>>>

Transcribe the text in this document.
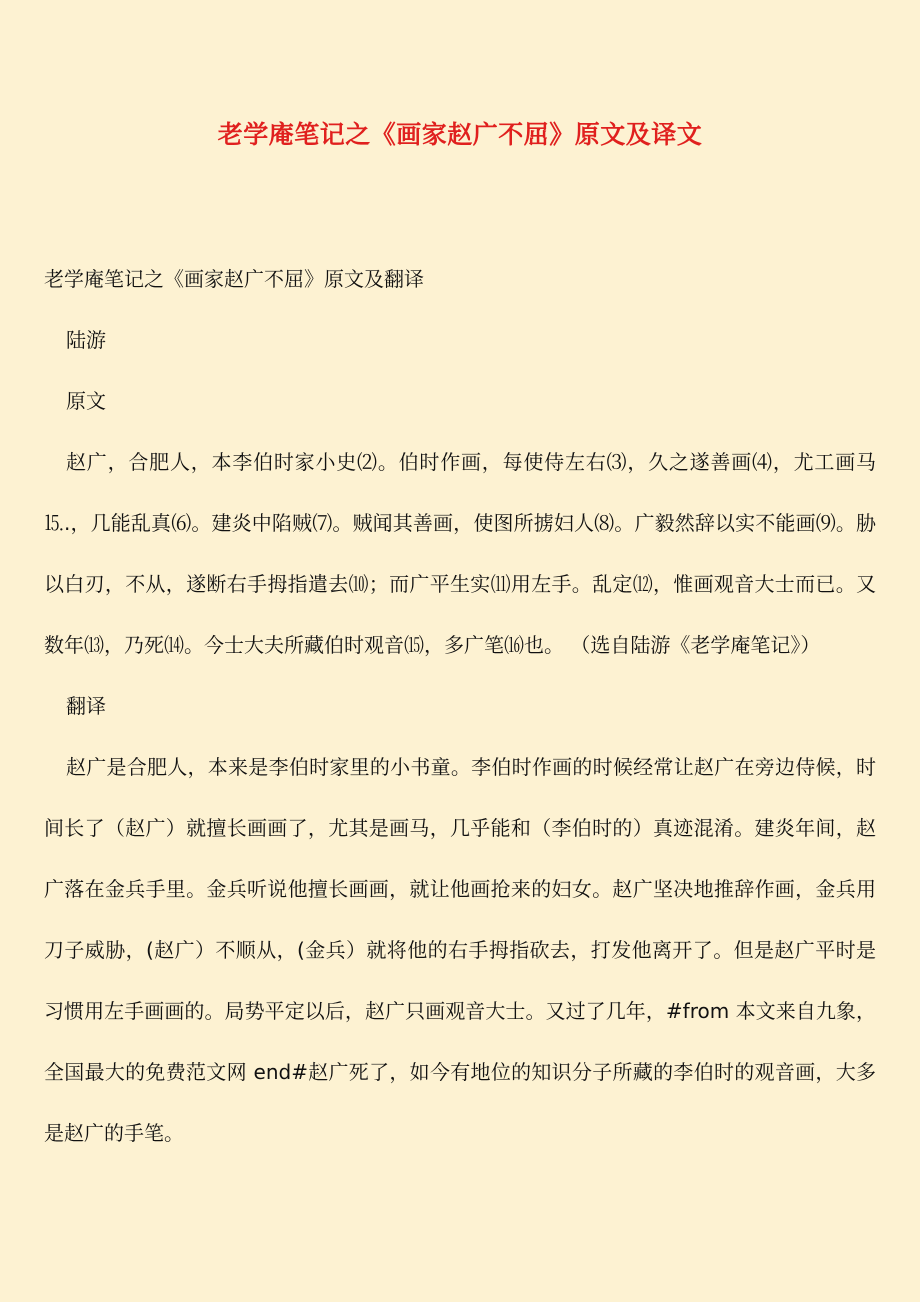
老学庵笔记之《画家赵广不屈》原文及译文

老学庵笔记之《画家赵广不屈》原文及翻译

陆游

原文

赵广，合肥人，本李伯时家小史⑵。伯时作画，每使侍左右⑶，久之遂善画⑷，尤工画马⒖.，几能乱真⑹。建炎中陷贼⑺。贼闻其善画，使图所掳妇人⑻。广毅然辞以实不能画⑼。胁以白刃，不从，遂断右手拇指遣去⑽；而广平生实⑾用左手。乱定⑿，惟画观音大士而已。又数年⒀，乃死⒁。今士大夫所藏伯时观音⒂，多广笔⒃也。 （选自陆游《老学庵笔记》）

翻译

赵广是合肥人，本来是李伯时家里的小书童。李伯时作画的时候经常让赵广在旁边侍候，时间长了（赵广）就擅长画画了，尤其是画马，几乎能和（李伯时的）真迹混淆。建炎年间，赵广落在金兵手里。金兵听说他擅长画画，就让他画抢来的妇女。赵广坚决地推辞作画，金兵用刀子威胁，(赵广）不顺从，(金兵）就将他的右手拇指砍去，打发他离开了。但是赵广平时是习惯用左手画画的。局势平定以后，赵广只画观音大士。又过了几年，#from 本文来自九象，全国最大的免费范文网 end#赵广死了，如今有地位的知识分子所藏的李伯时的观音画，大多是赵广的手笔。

<<<

**Stated exercise:** Omit the pictures. Output every record above word for word.

**Exercise result:**
Transcribe the text in this document.
老学庵笔记之《画家赵广不屈》原文及译文

老学庵笔记之《画家赵广不屈》原文及翻译

陆游

原文

赵广，合肥人，本李伯时家小史⑵。伯时作画，每使侍左右⑶，久之遂善画⑷，尤工画马⒖.，几能乱真⑹。建炎中陷贼⑺。贼闻其善画，使图所掳妇人⑻。广毅然辞以实不能画⑼。胁以白刃，不从，遂断右手拇指遣去⑽；而广平生实⑾用左手。乱定⑿，惟画观音大士而已。又数年⒀，乃死⒁。今士大夫所藏伯时观音⒂，多广笔⒃也。 （选自陆游《老学庵笔记》）

翻译

赵广是合肥人，本来是李伯时家里的小书童。李伯时作画的时候经常让赵广在旁边侍候，时间长了（赵广）就擅长画画了，尤其是画马，几乎能和（李伯时的）真迹混淆。建炎年间，赵广落在金兵手里。金兵听说他擅长画画，就让他画抢来的妇女。赵广坚决地推辞作画，金兵用刀子威胁，(赵广）不顺从，(金兵）就将他的右手拇指砍去，打发他离开了。但是赵广平时是习惯用左手画画的。局势平定以后，赵广只画观音大士。又过了几年，#from 本文来自九象，全国最大的免费范文网 end#赵广死了，如今有地位的知识分子所藏的李伯时的观音画，大多是赵广的手笔。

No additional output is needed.